● Task inputs
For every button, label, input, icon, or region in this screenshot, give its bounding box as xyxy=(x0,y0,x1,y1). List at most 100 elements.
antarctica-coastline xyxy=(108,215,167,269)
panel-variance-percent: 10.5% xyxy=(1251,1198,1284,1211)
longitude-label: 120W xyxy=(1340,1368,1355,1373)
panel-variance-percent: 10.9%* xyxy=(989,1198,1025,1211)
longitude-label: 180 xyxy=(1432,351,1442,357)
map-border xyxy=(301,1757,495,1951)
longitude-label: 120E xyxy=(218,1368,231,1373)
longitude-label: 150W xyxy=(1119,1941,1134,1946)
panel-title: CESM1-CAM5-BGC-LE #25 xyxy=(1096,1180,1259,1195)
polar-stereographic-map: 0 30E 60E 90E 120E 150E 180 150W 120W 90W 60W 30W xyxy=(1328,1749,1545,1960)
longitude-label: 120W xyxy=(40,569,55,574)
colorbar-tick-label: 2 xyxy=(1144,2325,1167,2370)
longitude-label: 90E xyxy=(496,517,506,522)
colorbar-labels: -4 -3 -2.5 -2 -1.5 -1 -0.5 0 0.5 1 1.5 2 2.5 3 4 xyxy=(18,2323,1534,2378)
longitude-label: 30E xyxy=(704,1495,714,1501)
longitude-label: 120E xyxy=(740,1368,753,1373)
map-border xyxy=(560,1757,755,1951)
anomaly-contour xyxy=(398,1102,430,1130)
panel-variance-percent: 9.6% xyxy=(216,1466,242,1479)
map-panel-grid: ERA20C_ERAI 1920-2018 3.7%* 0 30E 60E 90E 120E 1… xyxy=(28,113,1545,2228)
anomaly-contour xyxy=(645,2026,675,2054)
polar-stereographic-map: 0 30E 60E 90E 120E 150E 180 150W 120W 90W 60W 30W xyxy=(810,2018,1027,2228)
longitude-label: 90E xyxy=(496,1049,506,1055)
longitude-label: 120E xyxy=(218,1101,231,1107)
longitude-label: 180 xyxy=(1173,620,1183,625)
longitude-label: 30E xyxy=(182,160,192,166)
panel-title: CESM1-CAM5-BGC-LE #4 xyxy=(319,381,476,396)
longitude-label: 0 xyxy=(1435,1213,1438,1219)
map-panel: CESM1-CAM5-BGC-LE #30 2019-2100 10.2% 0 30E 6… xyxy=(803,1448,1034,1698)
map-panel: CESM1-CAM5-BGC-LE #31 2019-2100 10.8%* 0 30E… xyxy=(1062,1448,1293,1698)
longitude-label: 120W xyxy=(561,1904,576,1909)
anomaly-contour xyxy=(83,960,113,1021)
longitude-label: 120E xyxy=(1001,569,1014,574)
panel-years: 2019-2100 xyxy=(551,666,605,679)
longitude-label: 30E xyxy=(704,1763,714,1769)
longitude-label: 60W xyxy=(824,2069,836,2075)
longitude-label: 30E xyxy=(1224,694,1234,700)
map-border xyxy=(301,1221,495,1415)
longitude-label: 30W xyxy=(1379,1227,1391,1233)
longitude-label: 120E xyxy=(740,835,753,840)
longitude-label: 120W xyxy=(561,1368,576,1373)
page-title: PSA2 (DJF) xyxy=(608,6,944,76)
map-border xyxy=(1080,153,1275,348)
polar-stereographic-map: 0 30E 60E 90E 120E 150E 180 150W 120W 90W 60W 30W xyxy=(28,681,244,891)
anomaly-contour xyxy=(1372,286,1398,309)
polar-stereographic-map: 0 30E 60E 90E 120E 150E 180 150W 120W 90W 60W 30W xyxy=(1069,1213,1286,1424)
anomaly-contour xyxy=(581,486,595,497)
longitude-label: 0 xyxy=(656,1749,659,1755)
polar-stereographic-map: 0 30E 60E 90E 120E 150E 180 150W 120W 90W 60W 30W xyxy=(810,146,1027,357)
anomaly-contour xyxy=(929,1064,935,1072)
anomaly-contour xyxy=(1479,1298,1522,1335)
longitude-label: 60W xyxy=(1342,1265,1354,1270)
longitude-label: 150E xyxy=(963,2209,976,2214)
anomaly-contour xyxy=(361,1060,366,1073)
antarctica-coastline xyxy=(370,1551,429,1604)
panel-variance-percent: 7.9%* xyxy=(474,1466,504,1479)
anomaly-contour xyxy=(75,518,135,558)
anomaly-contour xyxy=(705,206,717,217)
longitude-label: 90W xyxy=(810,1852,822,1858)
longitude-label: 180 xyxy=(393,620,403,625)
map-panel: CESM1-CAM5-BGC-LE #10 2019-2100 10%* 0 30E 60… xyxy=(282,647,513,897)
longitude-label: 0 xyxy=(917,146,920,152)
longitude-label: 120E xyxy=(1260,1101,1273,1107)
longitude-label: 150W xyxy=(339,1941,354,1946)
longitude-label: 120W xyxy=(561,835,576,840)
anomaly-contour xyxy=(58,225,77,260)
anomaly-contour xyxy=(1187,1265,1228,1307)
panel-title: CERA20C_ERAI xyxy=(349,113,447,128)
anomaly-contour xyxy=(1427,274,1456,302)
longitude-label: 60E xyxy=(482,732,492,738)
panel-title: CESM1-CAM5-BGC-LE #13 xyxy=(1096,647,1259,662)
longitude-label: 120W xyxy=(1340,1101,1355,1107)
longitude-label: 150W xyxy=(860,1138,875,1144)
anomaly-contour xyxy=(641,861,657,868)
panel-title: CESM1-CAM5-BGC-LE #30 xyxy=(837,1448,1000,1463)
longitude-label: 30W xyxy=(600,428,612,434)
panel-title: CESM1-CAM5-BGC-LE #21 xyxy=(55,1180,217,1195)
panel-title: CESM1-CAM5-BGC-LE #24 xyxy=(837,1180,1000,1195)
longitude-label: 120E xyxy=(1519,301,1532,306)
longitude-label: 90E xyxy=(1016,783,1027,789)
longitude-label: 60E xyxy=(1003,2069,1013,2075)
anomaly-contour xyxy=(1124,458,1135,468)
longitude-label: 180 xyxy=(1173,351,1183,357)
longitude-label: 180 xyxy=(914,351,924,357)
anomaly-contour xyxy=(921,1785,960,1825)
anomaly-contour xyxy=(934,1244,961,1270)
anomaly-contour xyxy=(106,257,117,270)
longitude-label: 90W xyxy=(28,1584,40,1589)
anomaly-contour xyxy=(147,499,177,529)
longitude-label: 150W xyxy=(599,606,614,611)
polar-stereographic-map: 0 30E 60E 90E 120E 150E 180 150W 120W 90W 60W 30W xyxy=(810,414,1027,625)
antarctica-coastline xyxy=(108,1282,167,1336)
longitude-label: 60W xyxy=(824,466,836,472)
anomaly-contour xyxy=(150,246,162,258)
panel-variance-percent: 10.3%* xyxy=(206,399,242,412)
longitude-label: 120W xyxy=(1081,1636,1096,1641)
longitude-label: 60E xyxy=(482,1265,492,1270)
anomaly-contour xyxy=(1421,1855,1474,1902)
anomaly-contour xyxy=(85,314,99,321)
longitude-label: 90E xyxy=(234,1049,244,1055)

● Objective
Rewrite the stretch from the start of the data through the line containing "map-border xyxy=(301,1757,495,1951)" as a numbered list, leaving out any blank lines.

● Task result
1. For every button, label, input, icon, or region in this screenshot, give its bounding box as xyxy=(x0,y0,x1,y1). List at most 100 elements.
2. antarctica-coastline xyxy=(108,215,167,269)
3. panel-variance-percent: 10.5% xyxy=(1251,1198,1284,1211)
4. longitude-label: 120W xyxy=(1340,1368,1355,1373)
5. panel-variance-percent: 10.9%* xyxy=(989,1198,1025,1211)
6. longitude-label: 180 xyxy=(1432,351,1442,357)
7. map-border xyxy=(301,1757,495,1951)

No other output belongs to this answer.